— START RECORDS SUPPLIED —
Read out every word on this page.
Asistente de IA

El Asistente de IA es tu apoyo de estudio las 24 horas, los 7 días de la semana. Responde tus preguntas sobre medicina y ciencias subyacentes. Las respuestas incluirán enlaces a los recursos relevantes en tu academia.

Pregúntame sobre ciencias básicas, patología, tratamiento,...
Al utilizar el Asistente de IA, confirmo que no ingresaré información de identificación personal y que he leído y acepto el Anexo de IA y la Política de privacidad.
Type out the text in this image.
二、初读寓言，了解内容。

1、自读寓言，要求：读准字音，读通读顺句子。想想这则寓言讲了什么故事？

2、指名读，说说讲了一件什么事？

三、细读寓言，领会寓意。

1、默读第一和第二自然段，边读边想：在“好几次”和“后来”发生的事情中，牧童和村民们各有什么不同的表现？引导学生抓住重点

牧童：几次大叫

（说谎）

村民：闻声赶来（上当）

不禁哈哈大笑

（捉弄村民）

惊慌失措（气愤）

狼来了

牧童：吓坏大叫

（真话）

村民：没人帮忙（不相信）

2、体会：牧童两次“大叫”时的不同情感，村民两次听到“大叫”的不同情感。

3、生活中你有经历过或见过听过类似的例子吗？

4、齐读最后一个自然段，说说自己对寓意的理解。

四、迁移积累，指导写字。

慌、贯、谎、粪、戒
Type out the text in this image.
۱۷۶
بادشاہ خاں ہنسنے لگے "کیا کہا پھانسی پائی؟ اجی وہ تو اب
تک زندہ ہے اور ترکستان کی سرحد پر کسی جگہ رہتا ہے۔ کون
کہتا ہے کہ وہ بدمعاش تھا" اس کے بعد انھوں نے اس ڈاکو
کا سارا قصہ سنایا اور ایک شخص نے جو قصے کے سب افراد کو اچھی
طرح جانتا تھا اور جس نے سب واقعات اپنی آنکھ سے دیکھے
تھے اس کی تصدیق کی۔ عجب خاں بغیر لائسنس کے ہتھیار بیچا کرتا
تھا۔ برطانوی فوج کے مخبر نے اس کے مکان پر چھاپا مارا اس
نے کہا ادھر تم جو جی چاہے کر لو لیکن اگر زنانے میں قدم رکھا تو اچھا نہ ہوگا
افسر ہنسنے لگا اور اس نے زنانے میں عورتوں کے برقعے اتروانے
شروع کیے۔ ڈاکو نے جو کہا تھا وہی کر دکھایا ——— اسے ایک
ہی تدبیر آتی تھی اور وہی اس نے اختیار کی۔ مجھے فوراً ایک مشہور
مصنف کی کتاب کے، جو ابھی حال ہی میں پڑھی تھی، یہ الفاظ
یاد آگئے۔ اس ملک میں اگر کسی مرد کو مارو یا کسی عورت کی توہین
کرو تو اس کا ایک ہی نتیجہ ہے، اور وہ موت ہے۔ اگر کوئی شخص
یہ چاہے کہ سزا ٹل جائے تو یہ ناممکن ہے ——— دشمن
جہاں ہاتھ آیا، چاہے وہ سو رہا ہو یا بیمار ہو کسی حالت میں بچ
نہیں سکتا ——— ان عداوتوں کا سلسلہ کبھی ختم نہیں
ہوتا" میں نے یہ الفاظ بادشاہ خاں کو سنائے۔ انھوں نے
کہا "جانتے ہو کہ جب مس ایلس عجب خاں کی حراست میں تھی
— END RECORDS SUPPLIED —
§ **WRITTEN PROBLEM**
Restate the listing above word for word.

§ **EXPECTED ANSWER**
Read out every word on this page.
Asistente de IA

El Asistente de IA es tu apoyo de estudio las 24 horas, los 7 días de la semana. Responde tus preguntas sobre medicina y ciencias subyacentes. Las respuestas incluirán enlaces a los recursos relevantes en tu academia.

Pregúntame sobre ciencias básicas, patología, tratamiento,...
Al utilizar el Asistente de IA, confirmo que no ingresaré información de identificación personal y que he leído y acepto el Anexo de IA y la Política de privacidad.
Type out the text in this image.
二、初读寓言，了解内容。

1、自读寓言，要求：读准字音，读通读顺句子。想想这则寓言讲了什么故事？

2、指名读，说说讲了一件什么事？

三、细读寓言，领会寓意。

1、默读第一和第二自然段，边读边想：在“好几次”和“后来”发生的事情中，牧童和村民们各有什么不同的表现？引导学生抓住重点

牧童：几次大叫

（说谎）

村民：闻声赶来（上当）

不禁哈哈大笑

（捉弄村民）

惊慌失措（气愤）

狼来了

牧童：吓坏大叫

（真话）

村民：没人帮忙（不相信）

2、体会：牧童两次“大叫”时的不同情感，村民两次听到“大叫”的不同情感。

3、生活中你有经历过或见过听过类似的例子吗？

4、齐读最后一个自然段，说说自己对寓意的理解。

四、迁移积累，指导写字。

慌、贯、谎、粪、戒
Type out the text in this image.
۱۷۶
بادشاہ خاں ہنسنے لگے "کیا کہا پھانسی پائی؟ اجی وہ تو اب
تک زندہ ہے اور ترکستان کی سرحد پر کسی جگہ رہتا ہے۔ کون
کہتا ہے کہ وہ بدمعاش تھا" اس کے بعد انھوں نے اس ڈاکو
کا سارا قصہ سنایا اور ایک شخص نے جو قصے کے سب افراد کو اچھی
طرح جانتا تھا اور جس نے سب واقعات اپنی آنکھ سے دیکھے
تھے اس کی تصدیق کی۔ عجب خاں بغیر لائسنس کے ہتھیار بیچا کرتا
تھا۔ برطانوی فوج کے مخبر نے اس کے مکان پر چھاپا مارا اس
نے کہا ادھر تم جو جی چاہے کر لو لیکن اگر زنانے میں قدم رکھا تو اچھا نہ ہوگا
افسر ہنسنے لگا اور اس نے زنانے میں عورتوں کے برقعے اتروانے
شروع کیے۔ ڈاکو نے جو کہا تھا وہی کر دکھایا ——— اسے ایک
ہی تدبیر آتی تھی اور وہی اس نے اختیار کی۔ مجھے فوراً ایک مشہور
مصنف کی کتاب کے، جو ابھی حال ہی میں پڑھی تھی، یہ الفاظ
یاد آگئے۔ اس ملک میں اگر کسی مرد کو مارو یا کسی عورت کی توہین
کرو تو اس کا ایک ہی نتیجہ ہے، اور وہ موت ہے۔ اگر کوئی شخص
یہ چاہے کہ سزا ٹل جائے تو یہ ناممکن ہے ——— دشمن
جہاں ہاتھ آیا، چاہے وہ سو رہا ہو یا بیمار ہو کسی حالت میں بچ
نہیں سکتا ——— ان عداوتوں کا سلسلہ کبھی ختم نہیں
ہوتا" میں نے یہ الفاظ بادشاہ خاں کو سنائے۔ انھوں نے
کہا "جانتے ہو کہ جب مس ایلس عجب خاں کی حراست میں تھی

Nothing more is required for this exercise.